──────── DATASET ENTRIES

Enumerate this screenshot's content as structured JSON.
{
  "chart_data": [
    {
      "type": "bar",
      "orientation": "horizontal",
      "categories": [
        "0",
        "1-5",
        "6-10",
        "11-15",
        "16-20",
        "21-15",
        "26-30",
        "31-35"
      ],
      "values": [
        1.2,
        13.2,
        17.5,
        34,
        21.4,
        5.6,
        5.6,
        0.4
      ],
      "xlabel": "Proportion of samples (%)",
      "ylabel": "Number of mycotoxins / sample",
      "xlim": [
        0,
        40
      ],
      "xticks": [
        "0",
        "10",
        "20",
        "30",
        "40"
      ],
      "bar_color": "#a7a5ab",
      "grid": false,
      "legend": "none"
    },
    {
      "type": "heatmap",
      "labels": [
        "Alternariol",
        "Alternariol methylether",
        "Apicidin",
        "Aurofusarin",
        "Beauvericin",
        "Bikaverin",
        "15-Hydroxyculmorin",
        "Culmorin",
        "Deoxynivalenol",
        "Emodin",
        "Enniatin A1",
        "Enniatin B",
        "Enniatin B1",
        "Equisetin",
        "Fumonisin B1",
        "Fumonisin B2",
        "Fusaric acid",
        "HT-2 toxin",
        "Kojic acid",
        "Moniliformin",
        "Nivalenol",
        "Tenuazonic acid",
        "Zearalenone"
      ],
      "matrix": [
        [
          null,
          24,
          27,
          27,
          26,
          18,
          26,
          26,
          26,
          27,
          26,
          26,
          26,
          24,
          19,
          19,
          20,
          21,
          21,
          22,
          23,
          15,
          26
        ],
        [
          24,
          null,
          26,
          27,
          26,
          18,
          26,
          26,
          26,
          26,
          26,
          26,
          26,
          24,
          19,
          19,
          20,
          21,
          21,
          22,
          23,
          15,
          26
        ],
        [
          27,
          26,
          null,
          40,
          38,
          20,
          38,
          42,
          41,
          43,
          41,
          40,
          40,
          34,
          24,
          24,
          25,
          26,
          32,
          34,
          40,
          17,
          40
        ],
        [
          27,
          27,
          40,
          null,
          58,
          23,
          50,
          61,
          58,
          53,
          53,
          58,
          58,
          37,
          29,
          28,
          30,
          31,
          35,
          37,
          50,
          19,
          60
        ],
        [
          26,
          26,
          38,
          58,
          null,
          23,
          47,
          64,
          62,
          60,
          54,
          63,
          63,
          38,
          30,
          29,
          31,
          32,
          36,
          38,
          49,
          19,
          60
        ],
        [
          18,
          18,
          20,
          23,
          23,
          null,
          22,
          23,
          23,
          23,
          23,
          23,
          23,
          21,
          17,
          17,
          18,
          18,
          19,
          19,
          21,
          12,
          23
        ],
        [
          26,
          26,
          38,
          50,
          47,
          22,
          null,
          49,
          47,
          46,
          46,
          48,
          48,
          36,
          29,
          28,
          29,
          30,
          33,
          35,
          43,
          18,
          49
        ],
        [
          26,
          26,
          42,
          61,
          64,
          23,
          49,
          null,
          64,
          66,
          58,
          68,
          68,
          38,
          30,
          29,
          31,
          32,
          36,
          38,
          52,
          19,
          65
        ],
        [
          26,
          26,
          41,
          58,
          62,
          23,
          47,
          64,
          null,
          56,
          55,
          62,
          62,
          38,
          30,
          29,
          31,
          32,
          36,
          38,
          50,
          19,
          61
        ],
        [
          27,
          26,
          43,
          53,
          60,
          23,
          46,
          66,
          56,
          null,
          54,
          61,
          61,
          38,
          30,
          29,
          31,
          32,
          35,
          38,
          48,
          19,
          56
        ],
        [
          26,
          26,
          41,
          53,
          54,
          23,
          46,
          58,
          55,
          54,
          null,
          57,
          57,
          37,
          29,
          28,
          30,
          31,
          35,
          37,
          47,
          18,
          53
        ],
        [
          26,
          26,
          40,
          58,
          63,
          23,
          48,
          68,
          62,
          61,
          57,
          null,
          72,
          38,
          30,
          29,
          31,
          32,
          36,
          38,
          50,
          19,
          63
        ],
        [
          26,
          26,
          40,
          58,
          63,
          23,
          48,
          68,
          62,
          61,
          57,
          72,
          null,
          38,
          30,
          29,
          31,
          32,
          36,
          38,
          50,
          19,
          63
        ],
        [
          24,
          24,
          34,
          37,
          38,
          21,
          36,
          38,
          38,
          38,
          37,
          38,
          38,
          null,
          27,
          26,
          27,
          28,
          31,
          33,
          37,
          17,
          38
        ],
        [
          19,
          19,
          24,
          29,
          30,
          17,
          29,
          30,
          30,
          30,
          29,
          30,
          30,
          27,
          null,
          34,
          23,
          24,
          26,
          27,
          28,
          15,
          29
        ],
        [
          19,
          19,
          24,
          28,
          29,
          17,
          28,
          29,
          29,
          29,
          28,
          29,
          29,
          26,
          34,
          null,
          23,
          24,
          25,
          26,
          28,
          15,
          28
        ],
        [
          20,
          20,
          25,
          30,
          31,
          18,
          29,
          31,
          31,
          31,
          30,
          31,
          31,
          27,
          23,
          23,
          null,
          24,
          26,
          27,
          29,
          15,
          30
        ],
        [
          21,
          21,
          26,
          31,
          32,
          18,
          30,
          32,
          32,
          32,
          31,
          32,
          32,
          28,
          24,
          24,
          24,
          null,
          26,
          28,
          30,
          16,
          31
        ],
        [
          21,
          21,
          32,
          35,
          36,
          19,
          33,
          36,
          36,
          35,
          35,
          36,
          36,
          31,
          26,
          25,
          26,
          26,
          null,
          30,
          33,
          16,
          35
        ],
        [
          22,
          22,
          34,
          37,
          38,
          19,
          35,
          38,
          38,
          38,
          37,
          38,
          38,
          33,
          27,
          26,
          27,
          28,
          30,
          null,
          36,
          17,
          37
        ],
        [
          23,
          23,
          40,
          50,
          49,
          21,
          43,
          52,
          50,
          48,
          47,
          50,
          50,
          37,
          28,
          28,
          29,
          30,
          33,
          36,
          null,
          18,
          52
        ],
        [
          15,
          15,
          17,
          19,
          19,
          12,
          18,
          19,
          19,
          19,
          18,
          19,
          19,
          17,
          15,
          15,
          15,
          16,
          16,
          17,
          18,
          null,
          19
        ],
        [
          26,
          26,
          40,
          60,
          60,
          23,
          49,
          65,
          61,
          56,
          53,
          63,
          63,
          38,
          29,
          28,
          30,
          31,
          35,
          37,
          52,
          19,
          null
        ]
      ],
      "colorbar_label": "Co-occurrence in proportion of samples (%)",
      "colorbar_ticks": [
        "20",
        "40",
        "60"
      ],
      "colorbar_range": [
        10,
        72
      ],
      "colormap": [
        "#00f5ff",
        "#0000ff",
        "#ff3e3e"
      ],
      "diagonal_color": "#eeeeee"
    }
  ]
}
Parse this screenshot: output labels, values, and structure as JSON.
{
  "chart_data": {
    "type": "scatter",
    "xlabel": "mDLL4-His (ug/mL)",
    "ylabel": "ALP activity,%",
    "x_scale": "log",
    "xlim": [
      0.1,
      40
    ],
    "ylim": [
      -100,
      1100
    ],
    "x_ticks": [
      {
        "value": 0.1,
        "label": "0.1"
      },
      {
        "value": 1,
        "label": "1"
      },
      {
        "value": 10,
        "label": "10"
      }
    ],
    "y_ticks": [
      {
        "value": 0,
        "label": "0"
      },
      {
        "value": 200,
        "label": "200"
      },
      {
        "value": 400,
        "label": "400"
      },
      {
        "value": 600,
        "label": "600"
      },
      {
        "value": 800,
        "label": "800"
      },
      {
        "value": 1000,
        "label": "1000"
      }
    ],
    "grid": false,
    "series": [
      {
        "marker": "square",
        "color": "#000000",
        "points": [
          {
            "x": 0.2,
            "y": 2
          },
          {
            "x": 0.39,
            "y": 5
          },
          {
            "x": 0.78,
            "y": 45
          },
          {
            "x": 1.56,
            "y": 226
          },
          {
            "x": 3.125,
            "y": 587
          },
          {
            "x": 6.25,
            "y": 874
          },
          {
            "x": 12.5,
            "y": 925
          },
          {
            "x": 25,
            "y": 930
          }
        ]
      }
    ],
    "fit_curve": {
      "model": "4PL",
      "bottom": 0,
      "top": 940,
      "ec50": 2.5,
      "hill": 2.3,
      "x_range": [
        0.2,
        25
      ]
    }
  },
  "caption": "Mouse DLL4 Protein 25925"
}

────────────────

EXERCISE DESCRIPTION: For this exercise, copy the lines from the one that contains "Parse this screenshot: output" through the last line of the records, exactly and only those.

PROBLEM SOLUTION:
Parse this screenshot: output labels, values, and structure as JSON.
{
  "chart_data": {
    "type": "scatter",
    "xlabel": "mDLL4-His (ug/mL)",
    "ylabel": "ALP activity,%",
    "x_scale": "log",
    "xlim": [
      0.1,
      40
    ],
    "ylim": [
      -100,
      1100
    ],
    "x_ticks": [
      {
        "value": 0.1,
        "label": "0.1"
      },
      {
        "value": 1,
        "label": "1"
      },
      {
        "value": 10,
        "label": "10"
      }
    ],
    "y_ticks": [
      {
        "value": 0,
        "label": "0"
      },
      {
        "value": 200,
        "label": "200"
      },
      {
        "value": 400,
        "label": "400"
      },
      {
        "value": 600,
        "label": "600"
      },
      {
        "value": 800,
        "label": "800"
      },
      {
        "value": 1000,
        "label": "1000"
      }
    ],
    "grid": false,
    "series": [
      {
        "marker": "square",
        "color": "#000000",
        "points": [
          {
            "x": 0.2,
            "y": 2
          },
          {
            "x": 0.39,
            "y": 5
          },
          {
            "x": 0.78,
            "y": 45
          },
          {
            "x": 1.56,
            "y": 226
          },
          {
            "x": 3.125,
            "y": 587
          },
          {
            "x": 6.25,
            "y": 874
          },
          {
            "x": 12.5,
            "y": 925
          },
          {
            "x": 25,
            "y": 930
          }
        ]
      }
    ],
    "fit_curve": {
      "model": "4PL",
      "bottom": 0,
      "top": 940,
      "ec50": 2.5,
      "hill": 2.3,
      "x_range": [
        0.2,
        25
      ]
    }
  },
  "caption": "Mouse DLL4 Protein 25925"
}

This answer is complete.